» Work to be completed:
Output the records exactly as they appear, with no pictures included.

» Records for the exercise:
+++

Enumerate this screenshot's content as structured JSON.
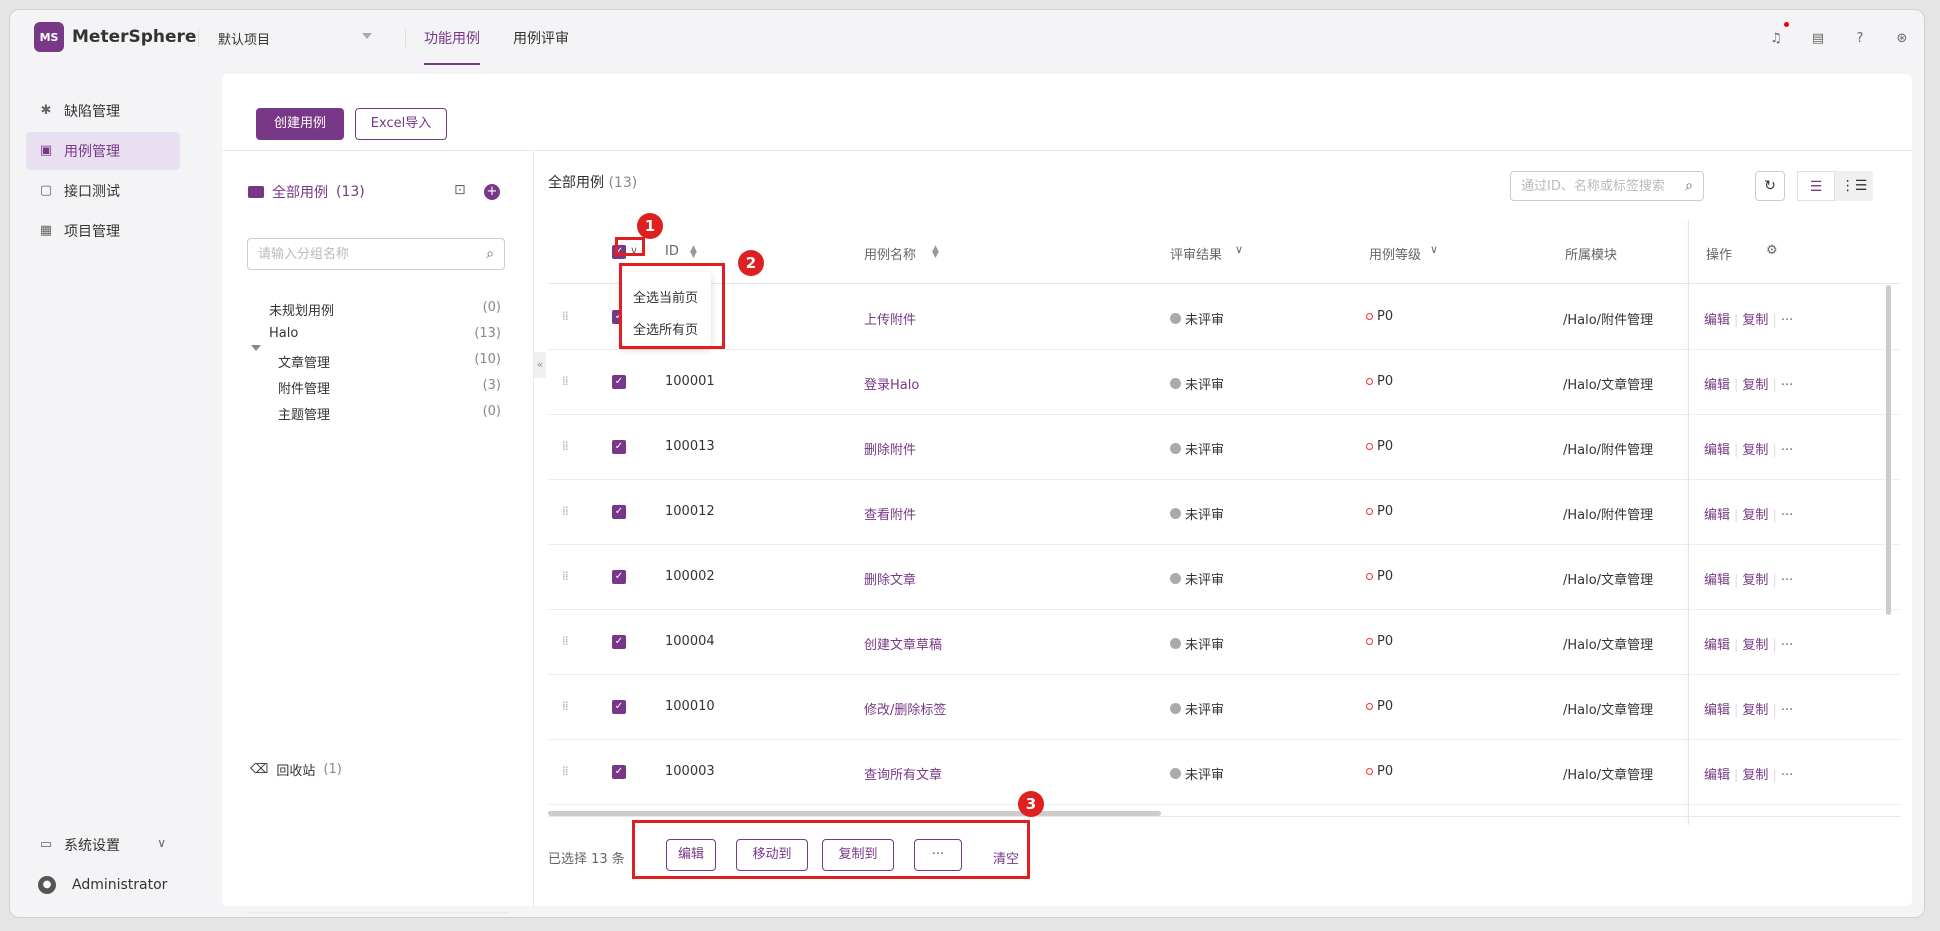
{
  "topbar": {
    "logo": "MeterSphere",
    "project": "默认项目",
    "tabs": [
      "功能用例",
      "用例评审"
    ]
  },
  "sidebar": {
    "items": [
      {
        "label": "缺陷管理",
        "icon": "bug-icon"
      },
      {
        "label": "用例管理",
        "icon": "case-icon"
      },
      {
        "label": "接口测试",
        "icon": "api-icon"
      },
      {
        "label": "项目管理",
        "icon": "project-icon"
      }
    ],
    "settings": "系统设置",
    "user": "Administrator"
  },
  "toolbar": {
    "create": "创建用例",
    "import": "Excel导入"
  },
  "tree": {
    "title": "全部用例",
    "title_count": "(13)",
    "search_placeholder": "请输入分组名称",
    "nodes": [
      {
        "label": "未规划用例",
        "count": "(0)"
      },
      {
        "label": "Halo",
        "count": "(13)"
      },
      {
        "label": "文章管理",
        "count": "(10)"
      },
      {
        "label": "附件管理",
        "count": "(3)"
      },
      {
        "label": "主题管理",
        "count": "(0)"
      }
    ],
    "recycle": "回收站",
    "recycle_count": "(1)"
  },
  "content": {
    "title": "全部用例",
    "count": "(13)",
    "search_placeholder": "通过ID、名称或标签搜索"
  },
  "table": {
    "headers": {
      "id": "ID",
      "name": "用例名称",
      "review": "评审结果",
      "level": "用例等级",
      "module": "所属模块",
      "ops": "操作"
    },
    "rows": [
      {
        "id": "",
        "name": "上传附件",
        "review": "未评审",
        "level": "P0",
        "module": "/Halo/附件管理"
      },
      {
        "id": "100001",
        "name": "登录Halo",
        "review": "未评审",
        "level": "P0",
        "module": "/Halo/文章管理"
      },
      {
        "id": "100013",
        "name": "删除附件",
        "review": "未评审",
        "level": "P0",
        "module": "/Halo/附件管理"
      },
      {
        "id": "100012",
        "name": "查看附件",
        "review": "未评审",
        "level": "P0",
        "module": "/Halo/附件管理"
      },
      {
        "id": "100002",
        "name": "删除文章",
        "review": "未评审",
        "level": "P0",
        "module": "/Halo/文章管理"
      },
      {
        "id": "100004",
        "name": "创建文章草稿",
        "review": "未评审",
        "level": "P0",
        "module": "/Halo/文章管理"
      },
      {
        "id": "100010",
        "name": "修改/删除标签",
        "review": "未评审",
        "level": "P0",
        "module": "/Halo/文章管理"
      },
      {
        "id": "100003",
        "name": "查询所有文章",
        "review": "未评审",
        "level": "P0",
        "module": "/Halo/文章管理"
      }
    ],
    "op_edit": "编辑",
    "op_copy": "复制",
    "op_more": "···"
  },
  "dropdown": {
    "items": [
      "全选当前页",
      "全选所有页"
    ]
  },
  "batch": {
    "selected": "已选择 13 条",
    "edit": "编辑",
    "move": "移动到",
    "copy": "复制到",
    "more": "···",
    "clear": "清空"
  },
  "annotations": [
    "1",
    "2",
    "3"
  ],
  "colors": {
    "accent": "#783887",
    "annotation": "#e02020"
  }
}
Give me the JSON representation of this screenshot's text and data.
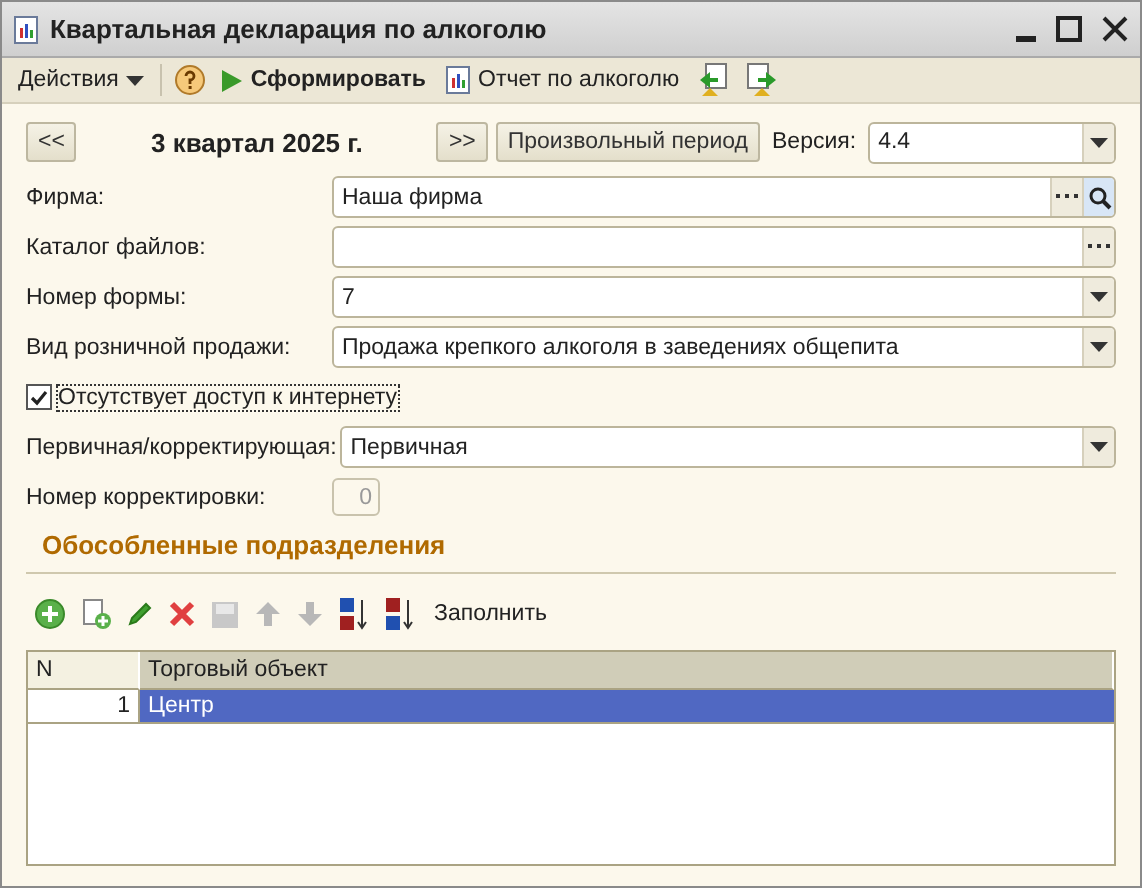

+++

» Response to the exercise:
Enumerate this screenshot's content as structured JSON.
{
  "topbar": {
    "logo": "MeterSphere",
    "project": "默认项目",
    "tabs": [
      "功能用例",
      "用例评审"
    ]
  },
  "sidebar": {
    "items": [
      {
        "label": "缺陷管理",
        "icon": "bug-icon"
      },
      {
        "label": "用例管理",
        "icon": "case-icon"
      },
      {
        "label": "接口测试",
        "icon": "api-icon"
      },
      {
        "label": "项目管理",
        "icon": "project-icon"
      }
    ],
    "settings": "系统设置",
    "user": "Administrator"
  },
  "toolbar": {
    "create": "创建用例",
    "import": "Excel导入"
  },
  "tree": {
    "title": "全部用例",
    "title_count": "(13)",
    "search_placeholder": "请输入分组名称",
    "nodes": [
      {
        "label": "未规划用例",
        "count": "(0)"
      },
      {
        "label": "Halo",
        "count": "(13)"
      },
      {
        "label": "文章管理",
        "count": "(10)"
      },
      {
        "label": "附件管理",
        "count": "(3)"
      },
      {
        "label": "主题管理",
        "count": "(0)"
      }
    ],
    "recycle": "回收站",
    "recycle_count": "(1)"
  },
  "content": {
    "title": "全部用例",
    "count": "(13)",
    "search_placeholder": "通过ID、名称或标签搜索"
  },
  "table": {
    "headers": {
      "id": "ID",
      "name": "用例名称",
      "review": "评审结果",
      "level": "用例等级",
      "module": "所属模块",
      "ops": "操作"
    },
    "rows": [
      {
        "id": "",
        "name": "上传附件",
        "review": "未评审",
        "level": "P0",
        "module": "/Halo/附件管理"
      },
      {
        "id": "100001",
        "name": "登录Halo",
        "review": "未评审",
        "level": "P0",
        "module": "/Halo/文章管理"
      },
      {
        "id": "100013",
        "name": "删除附件",
        "review": "未评审",
        "level": "P0",
        "module": "/Halo/附件管理"
      },
      {
        "id": "100012",
        "name": "查看附件",
        "review": "未评审",
        "level": "P0",
        "module": "/Halo/附件管理"
      },
      {
        "id": "100002",
        "name": "删除文章",
        "review": "未评审",
        "level": "P0",
        "module": "/Halo/文章管理"
      },
      {
        "id": "100004",
        "name": "创建文章草稿",
        "review": "未评审",
        "level": "P0",
        "module": "/Halo/文章管理"
      },
      {
        "id": "100010",
        "name": "修改/删除标签",
        "review": "未评审",
        "level": "P0",
        "module": "/Halo/文章管理"
      },
      {
        "id": "100003",
        "name": "查询所有文章",
        "review": "未评审",
        "level": "P0",
        "module": "/Halo/文章管理"
      }
    ],
    "op_edit": "编辑",
    "op_copy": "复制",
    "op_more": "···"
  },
  "dropdown": {
    "items": [
      "全选当前页",
      "全选所有页"
    ]
  },
  "batch": {
    "selected": "已选择 13 条",
    "edit": "编辑",
    "move": "移动到",
    "copy": "复制到",
    "more": "···",
    "clear": "清空"
  },
  "annotations": [
    "1",
    "2",
    "3"
  ],
  "colors": {
    "accent": "#783887",
    "annotation": "#e02020"
  }
}
Give me the JSON representation of this screenshot's text and data.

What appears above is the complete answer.